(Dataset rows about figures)
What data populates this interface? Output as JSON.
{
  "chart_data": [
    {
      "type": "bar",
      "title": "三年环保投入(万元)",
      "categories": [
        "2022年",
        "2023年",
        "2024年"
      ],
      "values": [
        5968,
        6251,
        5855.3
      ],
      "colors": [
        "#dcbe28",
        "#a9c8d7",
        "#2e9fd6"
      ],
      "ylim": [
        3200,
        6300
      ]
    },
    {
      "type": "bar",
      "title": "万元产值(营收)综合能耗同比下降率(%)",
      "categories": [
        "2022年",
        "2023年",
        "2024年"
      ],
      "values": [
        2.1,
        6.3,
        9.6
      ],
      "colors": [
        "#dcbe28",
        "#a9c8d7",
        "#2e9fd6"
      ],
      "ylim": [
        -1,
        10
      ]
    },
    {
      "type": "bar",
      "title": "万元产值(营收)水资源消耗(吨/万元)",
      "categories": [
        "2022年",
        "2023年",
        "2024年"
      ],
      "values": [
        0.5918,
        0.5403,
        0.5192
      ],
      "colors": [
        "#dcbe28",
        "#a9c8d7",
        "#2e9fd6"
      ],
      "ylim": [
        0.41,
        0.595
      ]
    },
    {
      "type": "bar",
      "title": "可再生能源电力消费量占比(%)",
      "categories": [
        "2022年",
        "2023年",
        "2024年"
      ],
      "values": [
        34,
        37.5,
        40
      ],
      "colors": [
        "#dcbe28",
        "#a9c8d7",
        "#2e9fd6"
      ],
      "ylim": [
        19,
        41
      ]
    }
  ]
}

...

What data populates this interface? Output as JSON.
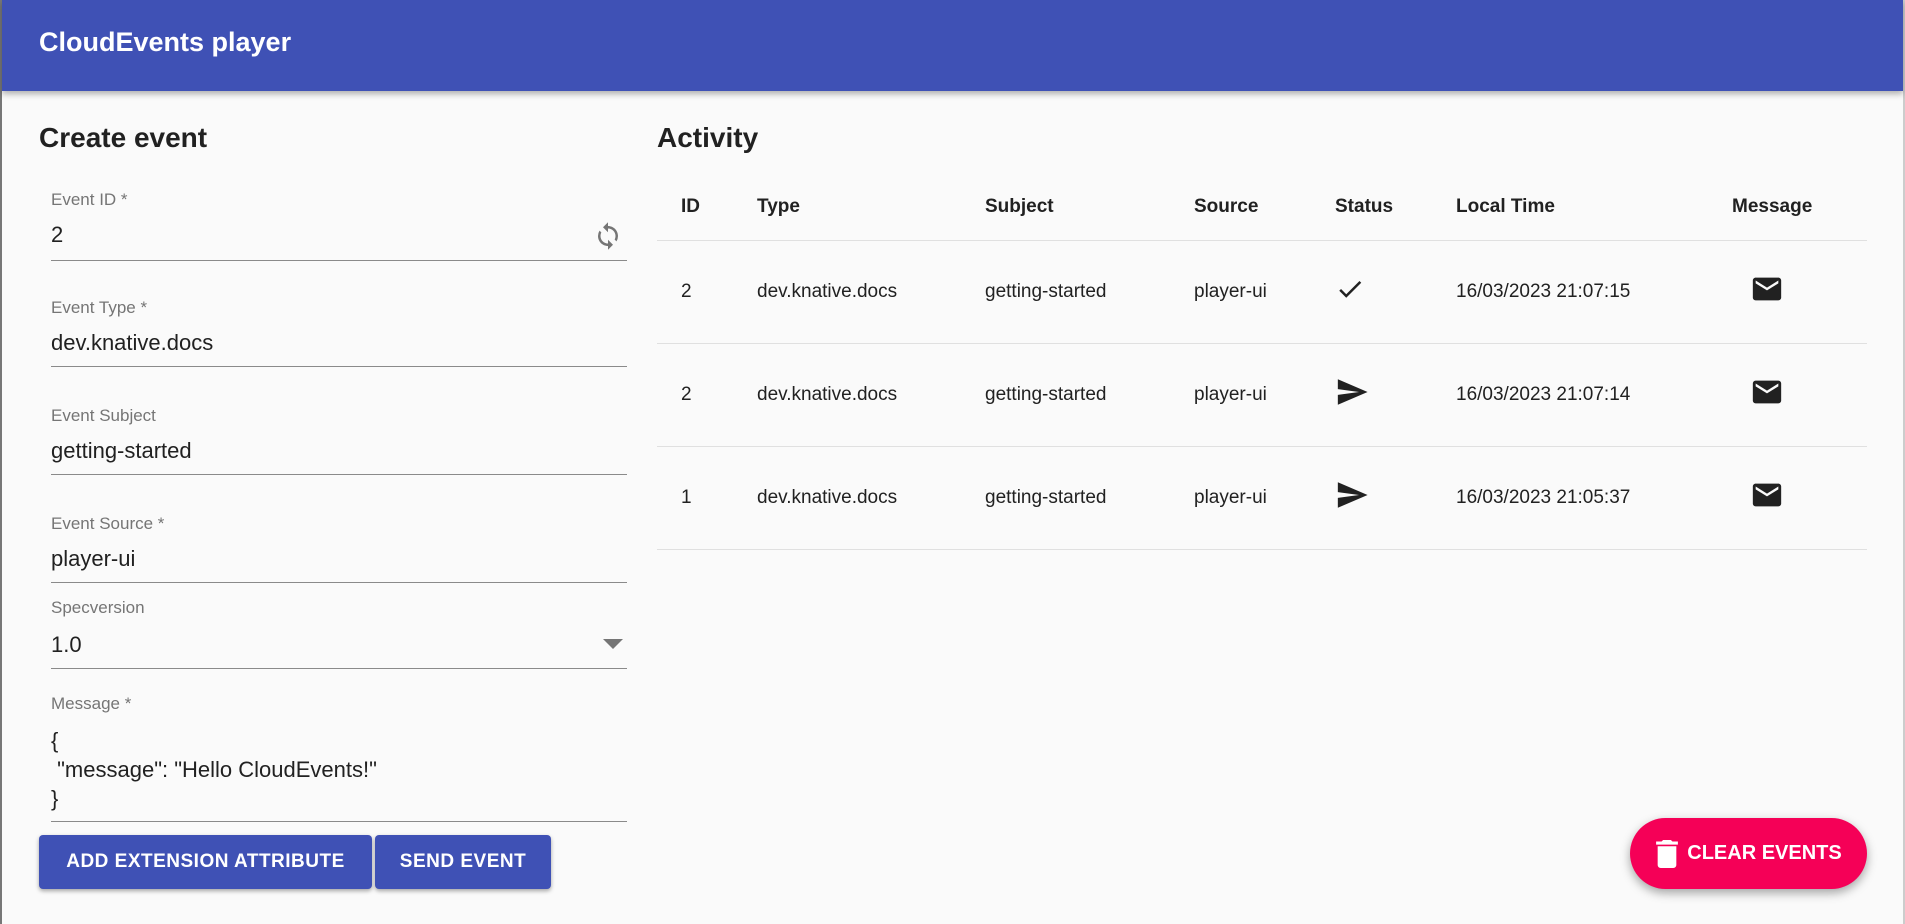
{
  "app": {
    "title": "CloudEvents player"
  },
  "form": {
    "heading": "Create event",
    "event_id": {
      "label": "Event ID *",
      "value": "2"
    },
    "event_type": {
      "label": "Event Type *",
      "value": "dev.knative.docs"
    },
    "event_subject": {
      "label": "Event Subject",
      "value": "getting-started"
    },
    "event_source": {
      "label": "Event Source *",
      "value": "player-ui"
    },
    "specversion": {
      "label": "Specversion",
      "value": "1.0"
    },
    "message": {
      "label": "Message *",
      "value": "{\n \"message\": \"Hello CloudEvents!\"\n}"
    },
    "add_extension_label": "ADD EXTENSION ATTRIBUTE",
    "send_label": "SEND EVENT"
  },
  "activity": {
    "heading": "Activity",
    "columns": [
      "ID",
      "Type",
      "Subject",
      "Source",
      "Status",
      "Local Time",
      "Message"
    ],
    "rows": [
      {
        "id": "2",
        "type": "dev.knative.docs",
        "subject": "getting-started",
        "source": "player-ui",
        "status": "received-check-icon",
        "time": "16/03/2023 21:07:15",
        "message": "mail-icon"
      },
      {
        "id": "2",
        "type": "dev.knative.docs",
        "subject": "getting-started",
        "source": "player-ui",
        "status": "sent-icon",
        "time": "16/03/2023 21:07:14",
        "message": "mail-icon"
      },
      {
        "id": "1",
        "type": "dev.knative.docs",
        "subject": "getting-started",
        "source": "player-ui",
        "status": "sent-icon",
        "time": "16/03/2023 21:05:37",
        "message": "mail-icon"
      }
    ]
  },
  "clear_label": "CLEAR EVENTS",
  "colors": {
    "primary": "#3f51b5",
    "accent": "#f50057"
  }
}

--

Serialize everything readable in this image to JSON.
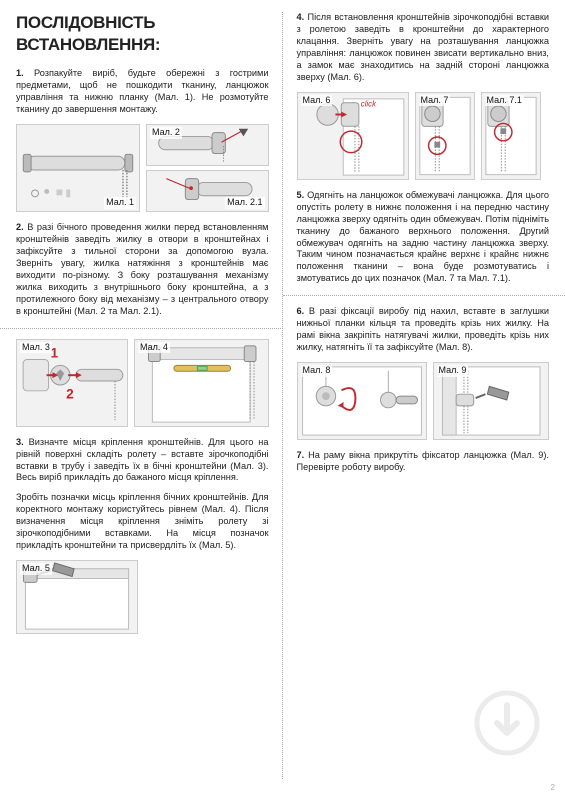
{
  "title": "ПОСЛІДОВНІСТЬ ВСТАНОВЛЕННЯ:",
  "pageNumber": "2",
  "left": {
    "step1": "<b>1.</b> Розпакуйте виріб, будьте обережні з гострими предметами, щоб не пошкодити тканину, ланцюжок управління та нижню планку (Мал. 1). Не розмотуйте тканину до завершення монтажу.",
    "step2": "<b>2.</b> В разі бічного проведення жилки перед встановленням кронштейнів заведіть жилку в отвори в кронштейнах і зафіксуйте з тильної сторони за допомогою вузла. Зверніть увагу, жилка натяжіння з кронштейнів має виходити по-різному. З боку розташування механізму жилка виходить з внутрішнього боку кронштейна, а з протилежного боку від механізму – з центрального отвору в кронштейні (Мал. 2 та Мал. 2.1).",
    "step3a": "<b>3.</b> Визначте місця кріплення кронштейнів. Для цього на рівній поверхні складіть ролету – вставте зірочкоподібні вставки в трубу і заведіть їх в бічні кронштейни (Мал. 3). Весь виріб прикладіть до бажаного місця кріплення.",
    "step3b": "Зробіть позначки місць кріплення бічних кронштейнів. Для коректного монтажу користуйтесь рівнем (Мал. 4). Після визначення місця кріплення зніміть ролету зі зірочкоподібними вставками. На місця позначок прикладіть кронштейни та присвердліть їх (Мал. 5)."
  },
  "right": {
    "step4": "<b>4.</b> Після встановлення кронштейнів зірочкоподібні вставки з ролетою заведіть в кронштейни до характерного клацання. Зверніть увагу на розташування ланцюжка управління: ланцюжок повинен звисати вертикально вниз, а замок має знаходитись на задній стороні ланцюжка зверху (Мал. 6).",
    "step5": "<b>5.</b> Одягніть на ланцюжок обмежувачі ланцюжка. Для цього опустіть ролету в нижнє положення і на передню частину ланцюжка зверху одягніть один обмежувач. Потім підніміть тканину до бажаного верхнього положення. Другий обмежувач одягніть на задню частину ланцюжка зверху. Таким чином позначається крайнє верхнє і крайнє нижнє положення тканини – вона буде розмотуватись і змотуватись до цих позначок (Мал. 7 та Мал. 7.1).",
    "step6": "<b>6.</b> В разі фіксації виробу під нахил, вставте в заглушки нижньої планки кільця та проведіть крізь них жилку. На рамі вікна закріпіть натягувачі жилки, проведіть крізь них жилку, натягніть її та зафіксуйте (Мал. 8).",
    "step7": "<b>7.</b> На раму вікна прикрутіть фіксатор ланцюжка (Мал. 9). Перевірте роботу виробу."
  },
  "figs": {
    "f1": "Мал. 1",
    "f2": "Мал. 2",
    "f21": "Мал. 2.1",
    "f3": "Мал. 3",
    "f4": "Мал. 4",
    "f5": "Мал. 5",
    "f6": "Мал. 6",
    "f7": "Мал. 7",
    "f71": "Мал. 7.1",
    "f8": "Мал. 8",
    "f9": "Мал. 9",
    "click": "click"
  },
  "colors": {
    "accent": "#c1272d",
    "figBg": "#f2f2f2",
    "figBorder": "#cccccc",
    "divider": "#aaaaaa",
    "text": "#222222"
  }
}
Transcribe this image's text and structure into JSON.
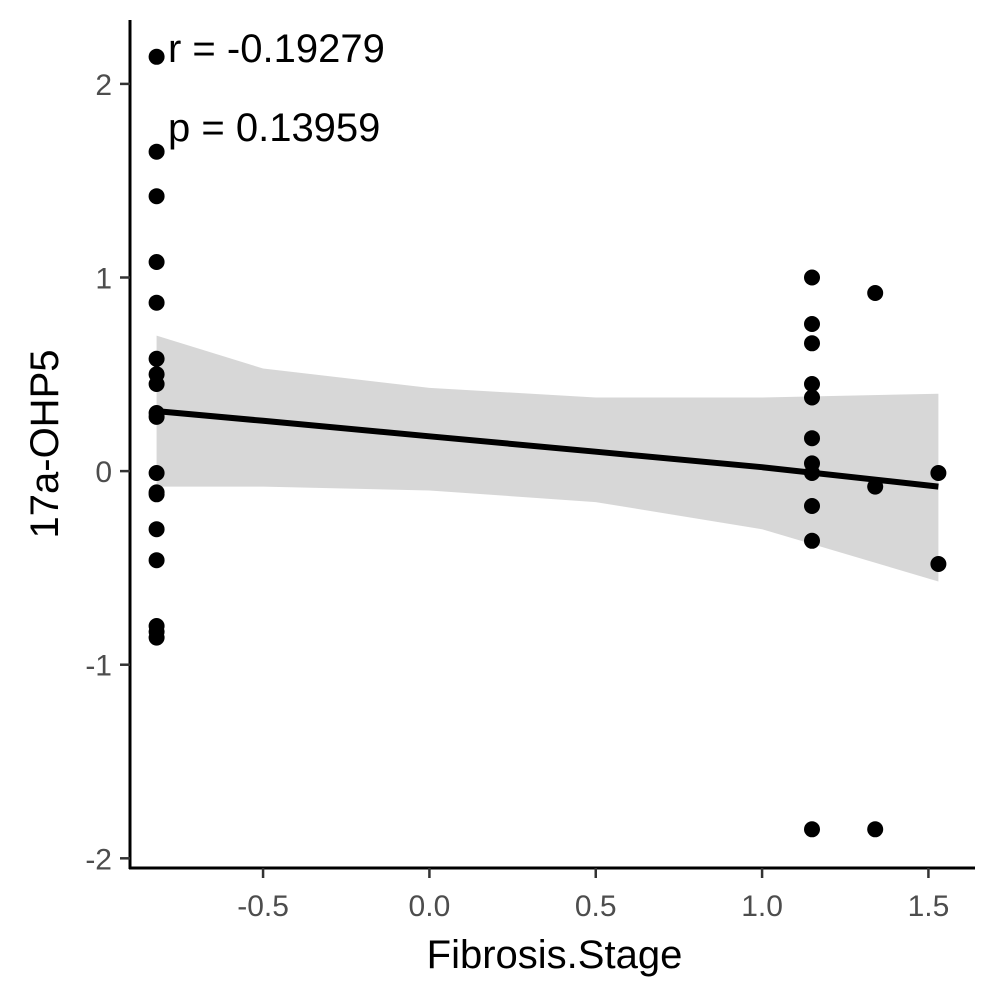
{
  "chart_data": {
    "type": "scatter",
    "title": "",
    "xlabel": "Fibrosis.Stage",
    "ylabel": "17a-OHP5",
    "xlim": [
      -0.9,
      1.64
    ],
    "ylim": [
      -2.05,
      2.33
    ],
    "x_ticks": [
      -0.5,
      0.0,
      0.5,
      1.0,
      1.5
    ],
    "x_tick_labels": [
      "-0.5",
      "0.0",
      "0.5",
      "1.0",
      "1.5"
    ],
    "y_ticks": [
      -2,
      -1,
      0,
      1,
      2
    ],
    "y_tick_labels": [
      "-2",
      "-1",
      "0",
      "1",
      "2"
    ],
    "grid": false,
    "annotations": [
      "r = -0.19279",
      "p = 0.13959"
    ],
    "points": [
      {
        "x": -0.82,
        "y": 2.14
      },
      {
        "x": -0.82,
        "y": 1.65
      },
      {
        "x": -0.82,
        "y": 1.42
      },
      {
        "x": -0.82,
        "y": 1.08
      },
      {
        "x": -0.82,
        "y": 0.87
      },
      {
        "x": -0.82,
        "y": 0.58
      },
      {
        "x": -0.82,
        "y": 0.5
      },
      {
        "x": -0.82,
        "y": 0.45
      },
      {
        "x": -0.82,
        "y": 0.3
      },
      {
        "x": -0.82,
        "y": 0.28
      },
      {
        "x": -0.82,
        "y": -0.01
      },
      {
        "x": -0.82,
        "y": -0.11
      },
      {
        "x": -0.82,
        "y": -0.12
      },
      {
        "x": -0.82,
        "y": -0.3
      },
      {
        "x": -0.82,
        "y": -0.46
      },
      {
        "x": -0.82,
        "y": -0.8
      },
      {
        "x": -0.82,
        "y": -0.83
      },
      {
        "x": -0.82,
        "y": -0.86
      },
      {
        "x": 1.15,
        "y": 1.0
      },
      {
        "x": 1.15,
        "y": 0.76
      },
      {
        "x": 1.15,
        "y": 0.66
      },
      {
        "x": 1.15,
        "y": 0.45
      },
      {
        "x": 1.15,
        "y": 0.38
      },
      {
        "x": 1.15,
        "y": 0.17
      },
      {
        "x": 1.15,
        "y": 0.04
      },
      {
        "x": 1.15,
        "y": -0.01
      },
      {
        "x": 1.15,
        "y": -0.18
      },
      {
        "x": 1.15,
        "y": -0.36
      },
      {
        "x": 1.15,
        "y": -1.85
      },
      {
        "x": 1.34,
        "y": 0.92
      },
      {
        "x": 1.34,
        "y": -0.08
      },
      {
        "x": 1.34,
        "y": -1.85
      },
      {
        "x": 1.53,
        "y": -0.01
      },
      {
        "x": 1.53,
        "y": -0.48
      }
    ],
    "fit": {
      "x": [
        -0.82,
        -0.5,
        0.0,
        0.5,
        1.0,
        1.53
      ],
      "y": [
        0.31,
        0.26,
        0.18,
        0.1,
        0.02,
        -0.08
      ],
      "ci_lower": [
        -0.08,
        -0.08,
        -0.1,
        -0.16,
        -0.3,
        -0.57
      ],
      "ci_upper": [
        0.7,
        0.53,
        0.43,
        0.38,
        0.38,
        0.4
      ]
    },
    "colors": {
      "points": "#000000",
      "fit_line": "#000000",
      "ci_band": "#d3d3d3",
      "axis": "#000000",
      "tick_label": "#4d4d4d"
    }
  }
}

= Goal =
All lines in the data that contain the word "виробу" should be copied.

= The response =
    "step6": "<b>6.</b> В разі фіксації виробу під нахил, вставте в заглушки нижньої планки кільця та проведіть крізь них жилку. На рамі вікна закріпіть натягувачі жилки, проведіть крізь них жилку, натягніть її та зафіксуйте (Мал. 8).",
    "step7": "<b>7.</b> На раму вікна прикрутіть фіксатор ланцюжка (Мал. 9). Перевірте роботу виробу."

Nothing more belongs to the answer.